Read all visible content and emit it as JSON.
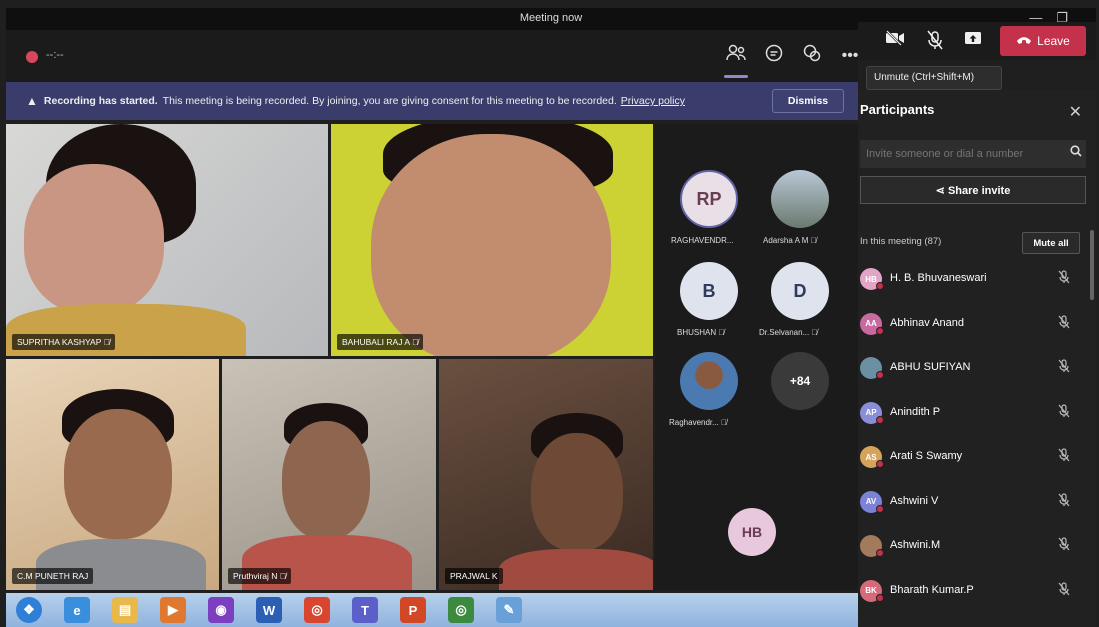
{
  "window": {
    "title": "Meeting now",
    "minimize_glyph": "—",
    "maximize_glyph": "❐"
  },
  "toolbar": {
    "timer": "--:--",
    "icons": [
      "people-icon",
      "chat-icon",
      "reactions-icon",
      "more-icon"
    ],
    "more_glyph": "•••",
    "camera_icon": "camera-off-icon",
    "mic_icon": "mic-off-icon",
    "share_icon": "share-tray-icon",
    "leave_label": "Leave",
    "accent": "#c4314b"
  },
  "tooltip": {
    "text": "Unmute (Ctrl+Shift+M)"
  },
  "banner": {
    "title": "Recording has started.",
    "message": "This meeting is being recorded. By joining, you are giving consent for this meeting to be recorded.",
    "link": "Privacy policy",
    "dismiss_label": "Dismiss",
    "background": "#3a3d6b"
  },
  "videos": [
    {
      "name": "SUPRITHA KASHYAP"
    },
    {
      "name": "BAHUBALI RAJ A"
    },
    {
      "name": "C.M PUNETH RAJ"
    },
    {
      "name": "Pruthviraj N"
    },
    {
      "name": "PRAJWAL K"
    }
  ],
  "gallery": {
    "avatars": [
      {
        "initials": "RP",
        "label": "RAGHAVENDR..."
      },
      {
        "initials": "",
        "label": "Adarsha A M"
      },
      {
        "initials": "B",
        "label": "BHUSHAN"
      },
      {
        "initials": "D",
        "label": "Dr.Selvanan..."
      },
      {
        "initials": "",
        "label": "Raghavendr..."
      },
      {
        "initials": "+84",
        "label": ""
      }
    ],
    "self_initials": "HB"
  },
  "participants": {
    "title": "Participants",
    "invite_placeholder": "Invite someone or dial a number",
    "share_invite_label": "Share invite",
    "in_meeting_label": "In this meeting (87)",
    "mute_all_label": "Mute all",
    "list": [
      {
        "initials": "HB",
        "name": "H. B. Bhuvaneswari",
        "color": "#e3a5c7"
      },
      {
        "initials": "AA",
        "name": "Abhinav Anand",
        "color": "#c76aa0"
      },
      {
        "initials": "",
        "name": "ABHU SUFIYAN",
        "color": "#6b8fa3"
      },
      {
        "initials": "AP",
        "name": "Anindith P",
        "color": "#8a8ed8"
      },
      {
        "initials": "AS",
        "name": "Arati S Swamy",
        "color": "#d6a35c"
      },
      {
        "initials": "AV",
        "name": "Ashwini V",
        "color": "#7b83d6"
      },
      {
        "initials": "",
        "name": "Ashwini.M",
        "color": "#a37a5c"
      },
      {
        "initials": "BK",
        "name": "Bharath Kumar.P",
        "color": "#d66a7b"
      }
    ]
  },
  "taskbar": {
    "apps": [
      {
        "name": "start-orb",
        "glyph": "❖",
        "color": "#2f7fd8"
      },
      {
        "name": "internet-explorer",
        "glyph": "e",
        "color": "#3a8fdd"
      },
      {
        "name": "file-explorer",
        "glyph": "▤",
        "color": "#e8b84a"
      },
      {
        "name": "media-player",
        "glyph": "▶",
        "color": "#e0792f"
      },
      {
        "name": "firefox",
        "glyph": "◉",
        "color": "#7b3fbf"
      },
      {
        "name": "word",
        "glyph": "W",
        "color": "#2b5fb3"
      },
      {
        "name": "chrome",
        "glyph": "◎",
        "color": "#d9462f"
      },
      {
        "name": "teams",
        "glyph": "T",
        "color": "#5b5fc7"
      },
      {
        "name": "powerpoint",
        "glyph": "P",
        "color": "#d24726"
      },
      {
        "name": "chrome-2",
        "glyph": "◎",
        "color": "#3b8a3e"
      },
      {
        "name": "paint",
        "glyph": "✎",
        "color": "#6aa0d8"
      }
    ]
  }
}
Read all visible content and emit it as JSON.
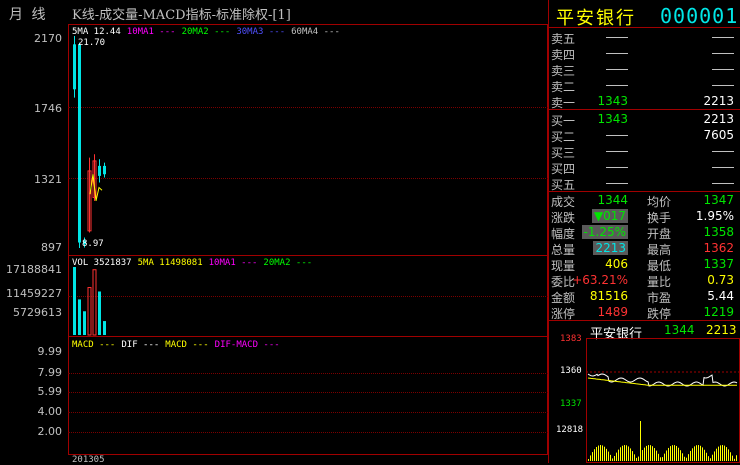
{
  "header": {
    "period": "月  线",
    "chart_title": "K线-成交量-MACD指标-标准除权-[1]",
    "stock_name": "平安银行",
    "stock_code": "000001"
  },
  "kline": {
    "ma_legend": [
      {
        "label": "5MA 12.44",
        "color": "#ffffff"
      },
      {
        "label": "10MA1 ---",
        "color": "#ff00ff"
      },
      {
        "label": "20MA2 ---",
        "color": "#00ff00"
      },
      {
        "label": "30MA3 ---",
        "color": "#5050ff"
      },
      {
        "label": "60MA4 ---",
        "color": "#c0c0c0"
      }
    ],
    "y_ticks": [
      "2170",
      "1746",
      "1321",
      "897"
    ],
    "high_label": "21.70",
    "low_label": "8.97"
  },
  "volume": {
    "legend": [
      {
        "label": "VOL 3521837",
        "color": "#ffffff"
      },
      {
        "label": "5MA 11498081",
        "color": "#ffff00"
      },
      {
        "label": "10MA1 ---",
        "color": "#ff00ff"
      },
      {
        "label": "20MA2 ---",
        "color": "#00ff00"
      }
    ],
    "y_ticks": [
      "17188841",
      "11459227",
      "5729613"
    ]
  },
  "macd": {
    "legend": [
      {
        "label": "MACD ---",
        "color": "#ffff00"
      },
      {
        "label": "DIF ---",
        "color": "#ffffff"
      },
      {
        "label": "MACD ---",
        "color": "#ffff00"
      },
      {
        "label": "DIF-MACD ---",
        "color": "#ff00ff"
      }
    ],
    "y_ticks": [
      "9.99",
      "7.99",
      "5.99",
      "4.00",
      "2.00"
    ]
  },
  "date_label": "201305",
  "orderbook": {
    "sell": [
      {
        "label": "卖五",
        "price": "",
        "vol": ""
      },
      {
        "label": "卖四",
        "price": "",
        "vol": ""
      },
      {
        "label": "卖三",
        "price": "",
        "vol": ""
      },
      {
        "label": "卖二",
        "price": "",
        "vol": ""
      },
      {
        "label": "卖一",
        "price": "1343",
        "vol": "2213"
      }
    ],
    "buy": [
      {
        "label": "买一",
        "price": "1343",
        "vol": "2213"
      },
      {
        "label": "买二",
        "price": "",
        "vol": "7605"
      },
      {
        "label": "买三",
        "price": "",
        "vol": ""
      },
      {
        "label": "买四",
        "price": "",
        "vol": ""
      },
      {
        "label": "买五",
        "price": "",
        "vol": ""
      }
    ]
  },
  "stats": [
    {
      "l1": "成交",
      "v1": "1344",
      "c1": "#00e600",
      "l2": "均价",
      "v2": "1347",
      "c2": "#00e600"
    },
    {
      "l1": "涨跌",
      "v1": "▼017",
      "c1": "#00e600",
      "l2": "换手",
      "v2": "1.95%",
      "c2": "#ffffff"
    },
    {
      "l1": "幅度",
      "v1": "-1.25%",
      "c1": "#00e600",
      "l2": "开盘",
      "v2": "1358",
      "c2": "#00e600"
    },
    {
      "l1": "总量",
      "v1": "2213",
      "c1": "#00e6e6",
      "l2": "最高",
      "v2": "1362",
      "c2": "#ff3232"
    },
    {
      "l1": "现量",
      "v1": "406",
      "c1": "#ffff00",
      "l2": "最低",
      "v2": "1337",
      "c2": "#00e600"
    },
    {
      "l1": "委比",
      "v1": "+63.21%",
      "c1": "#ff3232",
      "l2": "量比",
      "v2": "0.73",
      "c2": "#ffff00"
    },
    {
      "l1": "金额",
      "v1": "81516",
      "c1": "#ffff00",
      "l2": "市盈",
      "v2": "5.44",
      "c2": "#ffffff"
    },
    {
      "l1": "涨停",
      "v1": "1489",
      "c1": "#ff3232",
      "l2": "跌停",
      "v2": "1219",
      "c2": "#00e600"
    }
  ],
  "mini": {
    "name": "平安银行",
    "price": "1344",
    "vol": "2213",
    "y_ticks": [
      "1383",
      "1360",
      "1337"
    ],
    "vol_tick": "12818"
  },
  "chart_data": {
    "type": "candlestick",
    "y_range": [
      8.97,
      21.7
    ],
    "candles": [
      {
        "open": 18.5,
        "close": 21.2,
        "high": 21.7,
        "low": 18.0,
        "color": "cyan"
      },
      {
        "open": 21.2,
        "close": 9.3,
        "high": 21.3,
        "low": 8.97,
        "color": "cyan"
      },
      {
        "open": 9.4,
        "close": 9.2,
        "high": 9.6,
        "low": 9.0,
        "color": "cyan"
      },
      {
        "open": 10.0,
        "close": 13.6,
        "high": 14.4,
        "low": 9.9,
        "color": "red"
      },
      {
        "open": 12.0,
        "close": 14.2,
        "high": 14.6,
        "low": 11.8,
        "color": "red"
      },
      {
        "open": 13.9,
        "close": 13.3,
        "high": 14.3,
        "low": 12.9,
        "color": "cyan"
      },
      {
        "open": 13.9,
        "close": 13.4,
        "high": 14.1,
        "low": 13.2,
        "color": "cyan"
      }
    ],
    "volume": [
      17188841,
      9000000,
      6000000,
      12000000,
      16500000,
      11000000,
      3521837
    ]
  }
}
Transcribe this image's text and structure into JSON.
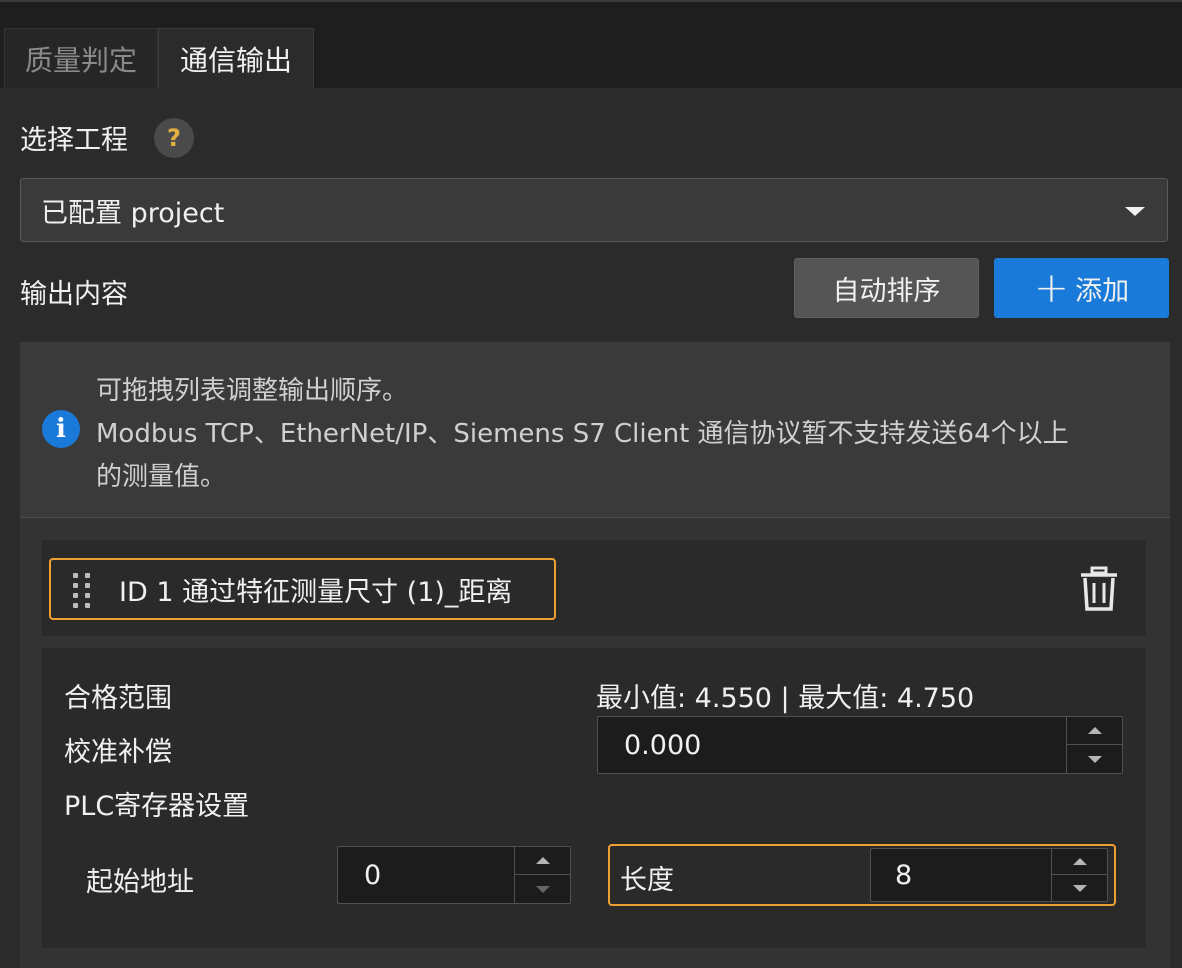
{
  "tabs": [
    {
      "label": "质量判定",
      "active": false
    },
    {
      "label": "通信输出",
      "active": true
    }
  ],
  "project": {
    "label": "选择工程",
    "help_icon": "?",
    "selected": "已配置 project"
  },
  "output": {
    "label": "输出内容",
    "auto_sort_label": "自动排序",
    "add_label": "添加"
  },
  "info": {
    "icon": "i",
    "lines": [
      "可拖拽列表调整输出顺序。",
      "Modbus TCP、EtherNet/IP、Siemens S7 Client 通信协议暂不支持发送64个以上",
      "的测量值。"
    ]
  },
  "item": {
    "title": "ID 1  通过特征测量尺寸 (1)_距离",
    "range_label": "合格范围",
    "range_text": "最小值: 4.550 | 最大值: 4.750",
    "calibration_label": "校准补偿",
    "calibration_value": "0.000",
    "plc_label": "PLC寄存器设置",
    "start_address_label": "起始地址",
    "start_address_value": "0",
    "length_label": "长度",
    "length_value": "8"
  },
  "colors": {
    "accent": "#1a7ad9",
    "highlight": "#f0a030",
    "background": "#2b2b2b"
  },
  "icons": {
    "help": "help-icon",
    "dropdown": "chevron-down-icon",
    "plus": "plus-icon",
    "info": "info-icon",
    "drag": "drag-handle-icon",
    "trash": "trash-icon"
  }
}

#### [Prompt]
Quote exactly, and only, the lines from the one containing "Transcribe this image's" through the last line of the records above, both included; leave out any pictures.

#### [The result]
Transcribe this image's text and structure into JSON.
{
  "tabs": [
    {
      "label": "质量判定",
      "active": false
    },
    {
      "label": "通信输出",
      "active": true
    }
  ],
  "project": {
    "label": "选择工程",
    "help_icon": "?",
    "selected": "已配置 project"
  },
  "output": {
    "label": "输出内容",
    "auto_sort_label": "自动排序",
    "add_label": "添加"
  },
  "info": {
    "icon": "i",
    "lines": [
      "可拖拽列表调整输出顺序。",
      "Modbus TCP、EtherNet/IP、Siemens S7 Client 通信协议暂不支持发送64个以上",
      "的测量值。"
    ]
  },
  "item": {
    "title": "ID 1  通过特征测量尺寸 (1)_距离",
    "range_label": "合格范围",
    "range_text": "最小值: 4.550 | 最大值: 4.750",
    "calibration_label": "校准补偿",
    "calibration_value": "0.000",
    "plc_label": "PLC寄存器设置",
    "start_address_label": "起始地址",
    "start_address_value": "0",
    "length_label": "长度",
    "length_value": "8"
  },
  "colors": {
    "accent": "#1a7ad9",
    "highlight": "#f0a030",
    "background": "#2b2b2b"
  },
  "icons": {
    "help": "help-icon",
    "dropdown": "chevron-down-icon",
    "plus": "plus-icon",
    "info": "info-icon",
    "drag": "drag-handle-icon",
    "trash": "trash-icon"
  }
}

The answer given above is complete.